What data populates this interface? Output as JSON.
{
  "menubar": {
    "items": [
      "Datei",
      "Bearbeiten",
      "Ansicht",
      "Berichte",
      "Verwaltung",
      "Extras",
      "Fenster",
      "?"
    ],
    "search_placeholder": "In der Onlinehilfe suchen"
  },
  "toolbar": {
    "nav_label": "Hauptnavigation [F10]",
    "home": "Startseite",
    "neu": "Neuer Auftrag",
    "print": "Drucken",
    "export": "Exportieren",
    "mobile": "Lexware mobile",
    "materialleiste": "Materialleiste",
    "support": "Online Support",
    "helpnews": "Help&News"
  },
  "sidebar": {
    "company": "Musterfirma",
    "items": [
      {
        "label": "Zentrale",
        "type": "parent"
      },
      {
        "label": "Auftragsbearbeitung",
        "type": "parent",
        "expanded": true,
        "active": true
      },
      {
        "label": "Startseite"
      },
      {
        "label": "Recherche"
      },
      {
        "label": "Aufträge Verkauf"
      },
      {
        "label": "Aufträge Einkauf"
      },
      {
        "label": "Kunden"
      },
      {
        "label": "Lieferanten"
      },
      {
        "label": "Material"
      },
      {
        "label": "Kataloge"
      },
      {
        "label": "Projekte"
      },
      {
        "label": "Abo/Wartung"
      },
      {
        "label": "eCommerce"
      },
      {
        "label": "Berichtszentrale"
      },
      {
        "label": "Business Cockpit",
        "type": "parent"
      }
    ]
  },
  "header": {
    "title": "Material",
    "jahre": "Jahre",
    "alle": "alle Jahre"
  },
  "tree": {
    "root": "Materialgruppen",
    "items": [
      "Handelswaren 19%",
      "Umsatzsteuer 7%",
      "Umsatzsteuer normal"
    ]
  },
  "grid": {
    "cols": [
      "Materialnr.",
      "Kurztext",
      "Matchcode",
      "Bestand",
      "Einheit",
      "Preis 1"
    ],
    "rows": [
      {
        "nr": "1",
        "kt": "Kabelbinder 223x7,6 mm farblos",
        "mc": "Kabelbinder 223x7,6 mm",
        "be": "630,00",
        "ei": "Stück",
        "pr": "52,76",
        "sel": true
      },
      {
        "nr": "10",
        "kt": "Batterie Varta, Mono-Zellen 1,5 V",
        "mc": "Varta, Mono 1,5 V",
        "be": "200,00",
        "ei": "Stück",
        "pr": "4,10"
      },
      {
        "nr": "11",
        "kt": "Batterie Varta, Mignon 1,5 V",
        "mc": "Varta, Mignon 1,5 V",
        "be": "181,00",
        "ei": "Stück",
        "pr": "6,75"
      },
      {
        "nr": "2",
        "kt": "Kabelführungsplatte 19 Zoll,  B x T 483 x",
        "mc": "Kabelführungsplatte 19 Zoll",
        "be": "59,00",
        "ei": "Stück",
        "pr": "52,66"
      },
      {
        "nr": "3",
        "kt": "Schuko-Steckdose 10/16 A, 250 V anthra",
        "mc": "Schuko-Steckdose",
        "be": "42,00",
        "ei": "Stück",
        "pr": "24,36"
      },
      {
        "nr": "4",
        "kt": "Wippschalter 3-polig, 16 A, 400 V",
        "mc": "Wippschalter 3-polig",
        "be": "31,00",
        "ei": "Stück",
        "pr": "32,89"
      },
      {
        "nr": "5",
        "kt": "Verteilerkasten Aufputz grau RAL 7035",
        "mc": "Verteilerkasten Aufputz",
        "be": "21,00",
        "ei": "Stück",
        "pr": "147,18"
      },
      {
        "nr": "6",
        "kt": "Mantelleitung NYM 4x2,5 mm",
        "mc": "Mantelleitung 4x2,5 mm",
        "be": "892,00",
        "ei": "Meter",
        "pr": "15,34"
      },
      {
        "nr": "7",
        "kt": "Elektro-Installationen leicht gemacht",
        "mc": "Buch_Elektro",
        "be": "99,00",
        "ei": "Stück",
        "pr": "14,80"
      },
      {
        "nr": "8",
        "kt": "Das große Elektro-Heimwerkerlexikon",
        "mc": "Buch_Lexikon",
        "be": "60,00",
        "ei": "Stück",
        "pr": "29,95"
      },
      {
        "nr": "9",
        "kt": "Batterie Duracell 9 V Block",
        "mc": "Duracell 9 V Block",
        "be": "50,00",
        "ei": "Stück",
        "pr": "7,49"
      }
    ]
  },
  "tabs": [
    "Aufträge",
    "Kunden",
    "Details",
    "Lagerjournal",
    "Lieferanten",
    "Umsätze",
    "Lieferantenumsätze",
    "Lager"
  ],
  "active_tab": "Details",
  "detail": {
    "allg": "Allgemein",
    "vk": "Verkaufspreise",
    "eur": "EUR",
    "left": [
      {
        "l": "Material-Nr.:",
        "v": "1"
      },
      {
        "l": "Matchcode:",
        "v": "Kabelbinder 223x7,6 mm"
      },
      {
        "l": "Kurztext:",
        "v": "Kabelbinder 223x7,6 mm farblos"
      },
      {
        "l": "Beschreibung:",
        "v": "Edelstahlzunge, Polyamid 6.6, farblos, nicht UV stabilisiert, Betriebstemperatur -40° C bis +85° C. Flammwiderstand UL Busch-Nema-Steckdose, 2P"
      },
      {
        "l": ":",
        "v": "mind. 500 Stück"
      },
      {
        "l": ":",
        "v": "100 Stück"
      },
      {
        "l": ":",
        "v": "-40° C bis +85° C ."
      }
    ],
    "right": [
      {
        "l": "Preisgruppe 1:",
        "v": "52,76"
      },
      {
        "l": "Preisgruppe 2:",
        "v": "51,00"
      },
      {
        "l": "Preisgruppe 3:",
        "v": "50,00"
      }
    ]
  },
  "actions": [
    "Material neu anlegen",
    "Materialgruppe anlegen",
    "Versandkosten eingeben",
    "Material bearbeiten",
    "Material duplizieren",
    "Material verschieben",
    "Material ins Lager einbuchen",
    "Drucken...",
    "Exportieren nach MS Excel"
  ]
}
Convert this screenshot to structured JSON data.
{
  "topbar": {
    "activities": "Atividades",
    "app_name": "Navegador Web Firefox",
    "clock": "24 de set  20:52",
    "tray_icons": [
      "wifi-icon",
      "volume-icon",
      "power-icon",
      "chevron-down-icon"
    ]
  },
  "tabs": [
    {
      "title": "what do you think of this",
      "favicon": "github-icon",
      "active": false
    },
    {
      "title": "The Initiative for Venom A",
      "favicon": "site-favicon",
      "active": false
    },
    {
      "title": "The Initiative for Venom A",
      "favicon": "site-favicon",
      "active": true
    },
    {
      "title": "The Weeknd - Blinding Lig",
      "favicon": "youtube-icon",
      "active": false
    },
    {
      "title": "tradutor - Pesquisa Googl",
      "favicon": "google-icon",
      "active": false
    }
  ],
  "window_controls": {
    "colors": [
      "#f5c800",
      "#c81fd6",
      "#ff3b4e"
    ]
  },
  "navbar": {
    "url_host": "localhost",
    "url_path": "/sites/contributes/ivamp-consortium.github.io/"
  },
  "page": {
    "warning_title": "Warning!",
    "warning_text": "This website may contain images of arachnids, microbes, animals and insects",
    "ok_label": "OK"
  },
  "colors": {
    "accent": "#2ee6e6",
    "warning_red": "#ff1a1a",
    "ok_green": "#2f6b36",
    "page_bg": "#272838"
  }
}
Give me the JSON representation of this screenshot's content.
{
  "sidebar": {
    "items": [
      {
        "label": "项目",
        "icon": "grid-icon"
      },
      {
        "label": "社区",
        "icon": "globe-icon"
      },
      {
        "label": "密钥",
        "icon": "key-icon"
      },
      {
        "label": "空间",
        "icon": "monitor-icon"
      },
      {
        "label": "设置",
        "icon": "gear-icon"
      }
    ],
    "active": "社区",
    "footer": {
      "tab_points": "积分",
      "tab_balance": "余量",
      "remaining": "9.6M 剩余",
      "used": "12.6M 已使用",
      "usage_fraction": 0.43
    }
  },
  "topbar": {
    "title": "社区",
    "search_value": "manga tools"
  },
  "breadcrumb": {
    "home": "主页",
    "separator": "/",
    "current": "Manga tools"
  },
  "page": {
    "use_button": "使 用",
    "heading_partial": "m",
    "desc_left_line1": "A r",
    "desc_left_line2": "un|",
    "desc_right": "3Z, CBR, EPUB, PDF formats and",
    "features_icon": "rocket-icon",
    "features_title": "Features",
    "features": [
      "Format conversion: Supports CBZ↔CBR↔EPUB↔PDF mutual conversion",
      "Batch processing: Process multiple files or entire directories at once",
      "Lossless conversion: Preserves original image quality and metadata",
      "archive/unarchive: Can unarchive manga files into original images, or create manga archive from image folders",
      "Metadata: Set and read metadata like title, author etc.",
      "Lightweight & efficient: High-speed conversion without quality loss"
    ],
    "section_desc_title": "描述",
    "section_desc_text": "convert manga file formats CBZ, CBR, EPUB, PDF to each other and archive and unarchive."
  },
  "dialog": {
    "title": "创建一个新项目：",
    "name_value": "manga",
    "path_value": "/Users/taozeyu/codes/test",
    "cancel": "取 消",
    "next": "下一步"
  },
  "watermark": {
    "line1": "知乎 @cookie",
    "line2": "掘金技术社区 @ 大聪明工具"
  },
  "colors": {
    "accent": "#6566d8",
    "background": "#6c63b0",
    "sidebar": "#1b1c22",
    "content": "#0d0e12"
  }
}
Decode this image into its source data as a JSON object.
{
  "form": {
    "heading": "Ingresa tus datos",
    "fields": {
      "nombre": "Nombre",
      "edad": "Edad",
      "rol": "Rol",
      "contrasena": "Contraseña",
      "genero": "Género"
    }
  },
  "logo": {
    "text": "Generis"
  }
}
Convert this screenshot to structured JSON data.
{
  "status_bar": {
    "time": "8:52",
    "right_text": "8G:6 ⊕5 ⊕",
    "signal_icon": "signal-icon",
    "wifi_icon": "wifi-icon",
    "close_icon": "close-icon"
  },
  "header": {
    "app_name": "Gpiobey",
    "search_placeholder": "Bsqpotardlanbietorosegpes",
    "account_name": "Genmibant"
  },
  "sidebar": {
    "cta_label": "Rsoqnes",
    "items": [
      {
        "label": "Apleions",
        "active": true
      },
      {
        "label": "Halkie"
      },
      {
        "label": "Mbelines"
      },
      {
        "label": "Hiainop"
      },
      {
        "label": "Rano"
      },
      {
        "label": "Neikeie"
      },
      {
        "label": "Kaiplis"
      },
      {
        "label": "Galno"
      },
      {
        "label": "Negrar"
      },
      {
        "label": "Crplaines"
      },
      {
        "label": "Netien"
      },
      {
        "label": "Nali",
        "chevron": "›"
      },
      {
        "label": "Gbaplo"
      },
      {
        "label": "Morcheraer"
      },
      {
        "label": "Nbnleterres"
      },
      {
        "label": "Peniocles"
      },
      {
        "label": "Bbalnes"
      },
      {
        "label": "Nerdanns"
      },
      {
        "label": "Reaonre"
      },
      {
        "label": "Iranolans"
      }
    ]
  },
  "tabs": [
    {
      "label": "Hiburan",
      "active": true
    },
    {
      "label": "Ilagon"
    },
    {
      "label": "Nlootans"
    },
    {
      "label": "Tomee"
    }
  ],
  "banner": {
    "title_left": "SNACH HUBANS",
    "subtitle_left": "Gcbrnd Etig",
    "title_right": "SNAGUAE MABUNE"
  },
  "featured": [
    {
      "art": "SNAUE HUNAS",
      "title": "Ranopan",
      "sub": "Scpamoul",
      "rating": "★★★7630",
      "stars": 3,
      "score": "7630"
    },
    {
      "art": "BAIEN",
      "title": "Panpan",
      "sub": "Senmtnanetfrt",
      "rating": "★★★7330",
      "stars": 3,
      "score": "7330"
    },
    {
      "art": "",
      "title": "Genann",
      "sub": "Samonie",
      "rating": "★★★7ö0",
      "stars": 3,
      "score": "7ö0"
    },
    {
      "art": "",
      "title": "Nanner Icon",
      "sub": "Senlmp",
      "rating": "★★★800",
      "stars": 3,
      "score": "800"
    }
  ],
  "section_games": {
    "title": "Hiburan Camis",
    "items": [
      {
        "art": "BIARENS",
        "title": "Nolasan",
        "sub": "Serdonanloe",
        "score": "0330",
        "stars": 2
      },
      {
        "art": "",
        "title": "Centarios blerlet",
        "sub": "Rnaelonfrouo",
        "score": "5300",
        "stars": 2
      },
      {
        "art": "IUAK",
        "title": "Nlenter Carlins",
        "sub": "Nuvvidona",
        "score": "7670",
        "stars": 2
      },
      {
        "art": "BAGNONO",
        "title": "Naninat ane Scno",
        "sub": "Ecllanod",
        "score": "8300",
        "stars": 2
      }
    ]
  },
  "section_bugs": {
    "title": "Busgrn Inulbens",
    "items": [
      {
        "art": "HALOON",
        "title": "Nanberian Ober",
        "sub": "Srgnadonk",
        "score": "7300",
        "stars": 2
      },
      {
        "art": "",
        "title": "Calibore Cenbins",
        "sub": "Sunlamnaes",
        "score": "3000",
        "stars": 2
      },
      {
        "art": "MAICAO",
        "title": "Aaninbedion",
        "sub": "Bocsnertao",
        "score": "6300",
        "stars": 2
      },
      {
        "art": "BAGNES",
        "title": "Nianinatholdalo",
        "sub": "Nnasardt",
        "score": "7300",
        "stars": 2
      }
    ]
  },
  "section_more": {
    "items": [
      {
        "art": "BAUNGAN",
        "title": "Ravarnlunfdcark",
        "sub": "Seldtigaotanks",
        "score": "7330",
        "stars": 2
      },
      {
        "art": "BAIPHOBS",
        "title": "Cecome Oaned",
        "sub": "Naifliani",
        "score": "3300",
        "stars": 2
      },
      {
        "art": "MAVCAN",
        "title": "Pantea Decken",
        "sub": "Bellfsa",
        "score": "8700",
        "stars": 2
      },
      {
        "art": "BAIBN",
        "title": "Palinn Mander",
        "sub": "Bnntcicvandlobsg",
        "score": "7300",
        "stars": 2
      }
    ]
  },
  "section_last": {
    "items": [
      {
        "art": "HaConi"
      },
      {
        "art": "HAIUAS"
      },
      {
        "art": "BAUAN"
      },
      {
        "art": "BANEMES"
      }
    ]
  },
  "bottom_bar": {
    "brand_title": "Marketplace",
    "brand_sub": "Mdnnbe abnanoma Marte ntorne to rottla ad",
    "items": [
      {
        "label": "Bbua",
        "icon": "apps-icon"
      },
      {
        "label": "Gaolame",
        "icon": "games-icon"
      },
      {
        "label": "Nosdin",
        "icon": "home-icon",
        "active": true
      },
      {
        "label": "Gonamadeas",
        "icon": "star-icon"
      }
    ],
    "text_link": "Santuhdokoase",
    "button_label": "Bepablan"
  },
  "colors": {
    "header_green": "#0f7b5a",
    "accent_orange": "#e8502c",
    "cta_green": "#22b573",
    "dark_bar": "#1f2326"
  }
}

===

### [INSTRUCTIONS TO FOLLOW]
What is the number of lines in the records above that include the word "Aufputz"? Reply with that number and nothing more.

### [RESULT OF THIS TASK]
2